### STATED PROBLEM
Set down each record exactly as written.

### INPUT ROWS
— Start —
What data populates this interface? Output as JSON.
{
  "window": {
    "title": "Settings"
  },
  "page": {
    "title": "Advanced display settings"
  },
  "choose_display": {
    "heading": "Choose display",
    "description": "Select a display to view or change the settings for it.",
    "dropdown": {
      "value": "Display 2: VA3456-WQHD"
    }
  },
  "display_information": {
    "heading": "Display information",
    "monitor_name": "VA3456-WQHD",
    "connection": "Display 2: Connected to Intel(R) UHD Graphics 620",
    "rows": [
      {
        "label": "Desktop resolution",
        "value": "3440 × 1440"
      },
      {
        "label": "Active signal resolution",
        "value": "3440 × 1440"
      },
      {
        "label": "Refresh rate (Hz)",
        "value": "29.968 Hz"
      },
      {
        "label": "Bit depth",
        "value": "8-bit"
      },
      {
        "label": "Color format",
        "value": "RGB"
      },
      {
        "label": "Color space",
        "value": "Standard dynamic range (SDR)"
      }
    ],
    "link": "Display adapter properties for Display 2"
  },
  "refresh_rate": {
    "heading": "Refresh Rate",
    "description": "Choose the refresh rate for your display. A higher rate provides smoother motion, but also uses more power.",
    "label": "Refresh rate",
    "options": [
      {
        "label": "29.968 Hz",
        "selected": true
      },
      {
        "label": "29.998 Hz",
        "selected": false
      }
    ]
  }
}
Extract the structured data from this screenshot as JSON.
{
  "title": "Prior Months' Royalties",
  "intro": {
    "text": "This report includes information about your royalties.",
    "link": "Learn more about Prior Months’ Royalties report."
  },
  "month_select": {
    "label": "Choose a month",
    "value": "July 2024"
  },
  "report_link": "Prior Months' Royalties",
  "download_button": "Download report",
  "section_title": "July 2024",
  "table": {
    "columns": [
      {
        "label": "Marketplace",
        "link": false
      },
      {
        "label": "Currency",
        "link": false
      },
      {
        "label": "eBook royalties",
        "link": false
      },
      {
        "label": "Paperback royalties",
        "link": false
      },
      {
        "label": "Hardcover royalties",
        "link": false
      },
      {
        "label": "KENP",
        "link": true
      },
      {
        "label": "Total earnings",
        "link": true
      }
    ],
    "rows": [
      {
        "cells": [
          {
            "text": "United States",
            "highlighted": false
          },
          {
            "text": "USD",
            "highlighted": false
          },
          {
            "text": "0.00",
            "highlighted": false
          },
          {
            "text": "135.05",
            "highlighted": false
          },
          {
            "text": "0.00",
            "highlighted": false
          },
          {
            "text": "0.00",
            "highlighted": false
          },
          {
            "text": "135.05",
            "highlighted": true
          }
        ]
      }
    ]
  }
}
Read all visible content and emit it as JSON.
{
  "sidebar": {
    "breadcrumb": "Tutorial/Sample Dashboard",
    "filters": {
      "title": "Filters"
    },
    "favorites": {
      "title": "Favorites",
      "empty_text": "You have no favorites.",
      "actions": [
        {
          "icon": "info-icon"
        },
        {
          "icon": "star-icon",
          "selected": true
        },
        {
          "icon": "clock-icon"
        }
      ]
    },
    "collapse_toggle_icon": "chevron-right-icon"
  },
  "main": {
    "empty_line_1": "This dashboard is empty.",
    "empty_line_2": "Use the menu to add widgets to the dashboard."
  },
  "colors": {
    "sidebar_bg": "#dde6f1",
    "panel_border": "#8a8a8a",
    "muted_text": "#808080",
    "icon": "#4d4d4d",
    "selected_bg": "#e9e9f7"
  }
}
— End —
### ANSWER FOR THE TASK
What data populates this interface? Output as JSON.
{
  "window": {
    "title": "Settings"
  },
  "page": {
    "title": "Advanced display settings"
  },
  "choose_display": {
    "heading": "Choose display",
    "description": "Select a display to view or change the settings for it.",
    "dropdown": {
      "value": "Display 2: VA3456-WQHD"
    }
  },
  "display_information": {
    "heading": "Display information",
    "monitor_name": "VA3456-WQHD",
    "connection": "Display 2: Connected to Intel(R) UHD Graphics 620",
    "rows": [
      {
        "label": "Desktop resolution",
        "value": "3440 × 1440"
      },
      {
        "label": "Active signal resolution",
        "value": "3440 × 1440"
      },
      {
        "label": "Refresh rate (Hz)",
        "value": "29.968 Hz"
      },
      {
        "label": "Bit depth",
        "value": "8-bit"
      },
      {
        "label": "Color format",
        "value": "RGB"
      },
      {
        "label": "Color space",
        "value": "Standard dynamic range (SDR)"
      }
    ],
    "link": "Display adapter properties for Display 2"
  },
  "refresh_rate": {
    "heading": "Refresh Rate",
    "description": "Choose the refresh rate for your display. A higher rate provides smoother motion, but also uses more power.",
    "label": "Refresh rate",
    "options": [
      {
        "label": "29.968 Hz",
        "selected": true
      },
      {
        "label": "29.998 Hz",
        "selected": false
      }
    ]
  }
}
Extract the structured data from this screenshot as JSON.
{
  "title": "Prior Months' Royalties",
  "intro": {
    "text": "This report includes information about your royalties.",
    "link": "Learn more about Prior Months’ Royalties report."
  },
  "month_select": {
    "label": "Choose a month",
    "value": "July 2024"
  },
  "report_link": "Prior Months' Royalties",
  "download_button": "Download report",
  "section_title": "July 2024",
  "table": {
    "columns": [
      {
        "label": "Marketplace",
        "link": false
      },
      {
        "label": "Currency",
        "link": false
      },
      {
        "label": "eBook royalties",
        "link": false
      },
      {
        "label": "Paperback royalties",
        "link": false
      },
      {
        "label": "Hardcover royalties",
        "link": false
      },
      {
        "label": "KENP",
        "link": true
      },
      {
        "label": "Total earnings",
        "link": true
      }
    ],
    "rows": [
      {
        "cells": [
          {
            "text": "United States",
            "highlighted": false
          },
          {
            "text": "USD",
            "highlighted": false
          },
          {
            "text": "0.00",
            "highlighted": false
          },
          {
            "text": "135.05",
            "highlighted": false
          },
          {
            "text": "0.00",
            "highlighted": false
          },
          {
            "text": "0.00",
            "highlighted": false
          },
          {
            "text": "135.05",
            "highlighted": true
          }
        ]
      }
    ]
  }
}
Read all visible content and emit it as JSON.
{
  "sidebar": {
    "breadcrumb": "Tutorial/Sample Dashboard",
    "filters": {
      "title": "Filters"
    },
    "favorites": {
      "title": "Favorites",
      "empty_text": "You have no favorites.",
      "actions": [
        {
          "icon": "info-icon"
        },
        {
          "icon": "star-icon",
          "selected": true
        },
        {
          "icon": "clock-icon"
        }
      ]
    },
    "collapse_toggle_icon": "chevron-right-icon"
  },
  "main": {
    "empty_line_1": "This dashboard is empty.",
    "empty_line_2": "Use the menu to add widgets to the dashboard."
  },
  "colors": {
    "sidebar_bg": "#dde6f1",
    "panel_border": "#8a8a8a",
    "muted_text": "#808080",
    "icon": "#4d4d4d",
    "selected_bg": "#e9e9f7"
  }
}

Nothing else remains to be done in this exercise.